- [Data for the task]
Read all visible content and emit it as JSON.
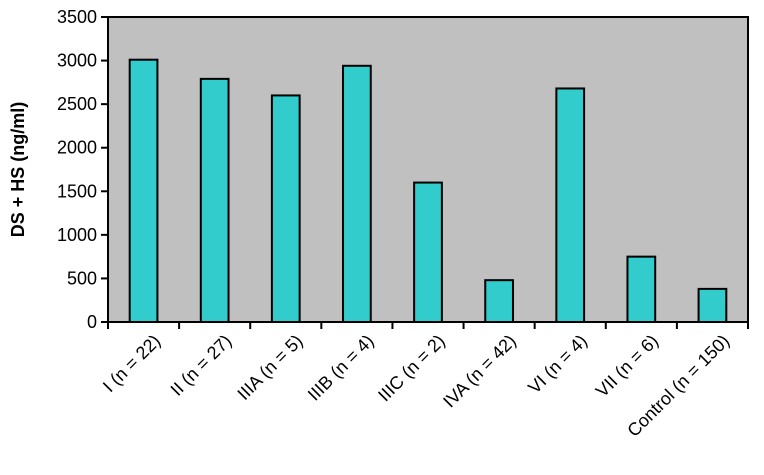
{
  "chart_data": {
    "type": "bar",
    "title": "",
    "xlabel": "",
    "ylabel": "DS + HS (ng/ml)",
    "ylim": [
      0,
      3500
    ],
    "yticks": [
      0,
      500,
      1000,
      1500,
      2000,
      2500,
      3000,
      3500
    ],
    "grid": false,
    "legend": "none",
    "categories": [
      "I (n = 22)",
      "II (n = 27)",
      "IIIA (n = 5)",
      "IIIB (n = 4)",
      "IIIC (n = 2)",
      "IVA (n = 42)",
      "VI (n = 4)",
      "VII (n = 6)",
      "Control (n = 150)"
    ],
    "values": [
      3010,
      2790,
      2600,
      2940,
      1600,
      480,
      2680,
      750,
      380
    ],
    "colors": {
      "bar_fill": "#33CCCC",
      "plot_background": "#C0C0C0",
      "outline": "#000000"
    }
  }
}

- [Task requirements] Drop the pictures and reproduce the rest of the entries above exactly.

- [Answer to this problem]
Read all visible content and emit it as JSON.
{
  "chart_data": {
    "type": "bar",
    "title": "",
    "xlabel": "",
    "ylabel": "DS + HS (ng/ml)",
    "ylim": [
      0,
      3500
    ],
    "yticks": [
      0,
      500,
      1000,
      1500,
      2000,
      2500,
      3000,
      3500
    ],
    "grid": false,
    "legend": "none",
    "categories": [
      "I (n = 22)",
      "II (n = 27)",
      "IIIA (n = 5)",
      "IIIB (n = 4)",
      "IIIC (n = 2)",
      "IVA (n = 42)",
      "VI (n = 4)",
      "VII (n = 6)",
      "Control (n = 150)"
    ],
    "values": [
      3010,
      2790,
      2600,
      2940,
      1600,
      480,
      2680,
      750,
      380
    ],
    "colors": {
      "bar_fill": "#33CCCC",
      "plot_background": "#C0C0C0",
      "outline": "#000000"
    }
  }
}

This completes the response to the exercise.